### Task description:
Here are some records; return them all exactly.

________________________

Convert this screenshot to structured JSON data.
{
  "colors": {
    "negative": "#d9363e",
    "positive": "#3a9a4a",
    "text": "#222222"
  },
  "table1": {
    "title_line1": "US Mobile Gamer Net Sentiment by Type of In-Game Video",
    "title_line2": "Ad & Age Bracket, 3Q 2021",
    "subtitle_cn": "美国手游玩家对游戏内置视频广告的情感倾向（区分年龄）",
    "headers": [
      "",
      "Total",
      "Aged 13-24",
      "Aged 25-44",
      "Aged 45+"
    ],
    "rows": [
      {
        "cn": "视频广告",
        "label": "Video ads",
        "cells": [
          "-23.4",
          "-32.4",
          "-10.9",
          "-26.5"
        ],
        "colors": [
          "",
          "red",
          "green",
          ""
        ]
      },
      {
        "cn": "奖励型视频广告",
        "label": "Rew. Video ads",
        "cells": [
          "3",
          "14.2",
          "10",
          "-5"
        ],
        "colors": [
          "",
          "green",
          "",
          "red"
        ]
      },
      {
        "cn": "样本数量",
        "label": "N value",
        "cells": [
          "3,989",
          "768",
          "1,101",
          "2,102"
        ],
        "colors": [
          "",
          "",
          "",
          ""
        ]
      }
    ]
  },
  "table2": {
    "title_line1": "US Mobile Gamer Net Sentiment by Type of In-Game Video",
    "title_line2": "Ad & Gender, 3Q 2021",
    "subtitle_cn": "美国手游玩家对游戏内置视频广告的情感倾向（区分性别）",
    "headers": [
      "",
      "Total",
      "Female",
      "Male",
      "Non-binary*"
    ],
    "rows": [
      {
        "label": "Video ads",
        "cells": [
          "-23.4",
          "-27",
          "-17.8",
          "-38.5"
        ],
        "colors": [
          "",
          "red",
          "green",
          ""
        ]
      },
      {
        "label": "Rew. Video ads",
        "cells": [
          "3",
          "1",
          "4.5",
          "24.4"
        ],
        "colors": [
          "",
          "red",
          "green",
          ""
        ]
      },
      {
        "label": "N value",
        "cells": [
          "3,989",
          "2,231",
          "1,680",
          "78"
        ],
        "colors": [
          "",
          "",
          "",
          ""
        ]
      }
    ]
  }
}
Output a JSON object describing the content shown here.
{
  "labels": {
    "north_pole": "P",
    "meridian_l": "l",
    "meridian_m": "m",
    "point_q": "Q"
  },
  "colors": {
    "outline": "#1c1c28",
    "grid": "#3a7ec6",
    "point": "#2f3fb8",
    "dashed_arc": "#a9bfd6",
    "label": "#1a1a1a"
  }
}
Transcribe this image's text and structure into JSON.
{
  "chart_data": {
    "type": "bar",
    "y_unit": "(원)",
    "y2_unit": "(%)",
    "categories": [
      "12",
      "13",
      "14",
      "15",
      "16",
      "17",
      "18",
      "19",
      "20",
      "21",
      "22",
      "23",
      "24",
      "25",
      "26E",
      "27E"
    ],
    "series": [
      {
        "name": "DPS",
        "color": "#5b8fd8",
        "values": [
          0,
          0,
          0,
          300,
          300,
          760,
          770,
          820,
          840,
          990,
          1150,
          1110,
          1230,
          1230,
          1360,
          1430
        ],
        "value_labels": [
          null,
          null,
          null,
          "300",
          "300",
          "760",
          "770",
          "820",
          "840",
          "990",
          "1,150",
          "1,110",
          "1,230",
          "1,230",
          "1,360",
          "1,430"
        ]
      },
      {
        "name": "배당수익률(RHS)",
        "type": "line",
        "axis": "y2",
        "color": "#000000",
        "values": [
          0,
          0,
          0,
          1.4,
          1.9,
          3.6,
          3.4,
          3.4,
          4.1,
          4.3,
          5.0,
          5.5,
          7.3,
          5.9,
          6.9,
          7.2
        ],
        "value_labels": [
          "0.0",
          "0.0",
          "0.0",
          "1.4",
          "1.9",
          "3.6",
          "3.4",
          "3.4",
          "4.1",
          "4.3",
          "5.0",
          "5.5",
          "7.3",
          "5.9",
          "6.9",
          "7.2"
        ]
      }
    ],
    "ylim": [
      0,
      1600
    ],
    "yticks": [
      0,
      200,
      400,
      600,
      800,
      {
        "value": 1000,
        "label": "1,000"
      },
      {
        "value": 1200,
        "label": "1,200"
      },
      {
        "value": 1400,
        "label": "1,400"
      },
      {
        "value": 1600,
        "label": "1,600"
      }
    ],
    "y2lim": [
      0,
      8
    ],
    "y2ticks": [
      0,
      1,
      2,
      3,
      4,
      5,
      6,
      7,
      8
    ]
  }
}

________________________

### Output for this task:
Convert this screenshot to structured JSON data.
{
  "colors": {
    "negative": "#d9363e",
    "positive": "#3a9a4a",
    "text": "#222222"
  },
  "table1": {
    "title_line1": "US Mobile Gamer Net Sentiment by Type of In-Game Video",
    "title_line2": "Ad & Age Bracket, 3Q 2021",
    "subtitle_cn": "美国手游玩家对游戏内置视频广告的情感倾向（区分年龄）",
    "headers": [
      "",
      "Total",
      "Aged 13-24",
      "Aged 25-44",
      "Aged 45+"
    ],
    "rows": [
      {
        "cn": "视频广告",
        "label": "Video ads",
        "cells": [
          "-23.4",
          "-32.4",
          "-10.9",
          "-26.5"
        ],
        "colors": [
          "",
          "red",
          "green",
          ""
        ]
      },
      {
        "cn": "奖励型视频广告",
        "label": "Rew. Video ads",
        "cells": [
          "3",
          "14.2",
          "10",
          "-5"
        ],
        "colors": [
          "",
          "green",
          "",
          "red"
        ]
      },
      {
        "cn": "样本数量",
        "label": "N value",
        "cells": [
          "3,989",
          "768",
          "1,101",
          "2,102"
        ],
        "colors": [
          "",
          "",
          "",
          ""
        ]
      }
    ]
  },
  "table2": {
    "title_line1": "US Mobile Gamer Net Sentiment by Type of In-Game Video",
    "title_line2": "Ad & Gender, 3Q 2021",
    "subtitle_cn": "美国手游玩家对游戏内置视频广告的情感倾向（区分性别）",
    "headers": [
      "",
      "Total",
      "Female",
      "Male",
      "Non-binary*"
    ],
    "rows": [
      {
        "label": "Video ads",
        "cells": [
          "-23.4",
          "-27",
          "-17.8",
          "-38.5"
        ],
        "colors": [
          "",
          "red",
          "green",
          ""
        ]
      },
      {
        "label": "Rew. Video ads",
        "cells": [
          "3",
          "1",
          "4.5",
          "24.4"
        ],
        "colors": [
          "",
          "red",
          "green",
          ""
        ]
      },
      {
        "label": "N value",
        "cells": [
          "3,989",
          "2,231",
          "1,680",
          "78"
        ],
        "colors": [
          "",
          "",
          "",
          ""
        ]
      }
    ]
  }
}
Output a JSON object describing the content shown here.
{
  "labels": {
    "north_pole": "P",
    "meridian_l": "l",
    "meridian_m": "m",
    "point_q": "Q"
  },
  "colors": {
    "outline": "#1c1c28",
    "grid": "#3a7ec6",
    "point": "#2f3fb8",
    "dashed_arc": "#a9bfd6",
    "label": "#1a1a1a"
  }
}
Transcribe this image's text and structure into JSON.
{
  "chart_data": {
    "type": "bar",
    "y_unit": "(원)",
    "y2_unit": "(%)",
    "categories": [
      "12",
      "13",
      "14",
      "15",
      "16",
      "17",
      "18",
      "19",
      "20",
      "21",
      "22",
      "23",
      "24",
      "25",
      "26E",
      "27E"
    ],
    "series": [
      {
        "name": "DPS",
        "color": "#5b8fd8",
        "values": [
          0,
          0,
          0,
          300,
          300,
          760,
          770,
          820,
          840,
          990,
          1150,
          1110,
          1230,
          1230,
          1360,
          1430
        ],
        "value_labels": [
          null,
          null,
          null,
          "300",
          "300",
          "760",
          "770",
          "820",
          "840",
          "990",
          "1,150",
          "1,110",
          "1,230",
          "1,230",
          "1,360",
          "1,430"
        ]
      },
      {
        "name": "배당수익률(RHS)",
        "type": "line",
        "axis": "y2",
        "color": "#000000",
        "values": [
          0,
          0,
          0,
          1.4,
          1.9,
          3.6,
          3.4,
          3.4,
          4.1,
          4.3,
          5.0,
          5.5,
          7.3,
          5.9,
          6.9,
          7.2
        ],
        "value_labels": [
          "0.0",
          "0.0",
          "0.0",
          "1.4",
          "1.9",
          "3.6",
          "3.4",
          "3.4",
          "4.1",
          "4.3",
          "5.0",
          "5.5",
          "7.3",
          "5.9",
          "6.9",
          "7.2"
        ]
      }
    ],
    "ylim": [
      0,
      1600
    ],
    "yticks": [
      0,
      200,
      400,
      600,
      800,
      {
        "value": 1000,
        "label": "1,000"
      },
      {
        "value": 1200,
        "label": "1,200"
      },
      {
        "value": 1400,
        "label": "1,400"
      },
      {
        "value": 1600,
        "label": "1,600"
      }
    ],
    "y2lim": [
      0,
      8
    ],
    "y2ticks": [
      0,
      1,
      2,
      3,
      4,
      5,
      6,
      7,
      8
    ]
  }
}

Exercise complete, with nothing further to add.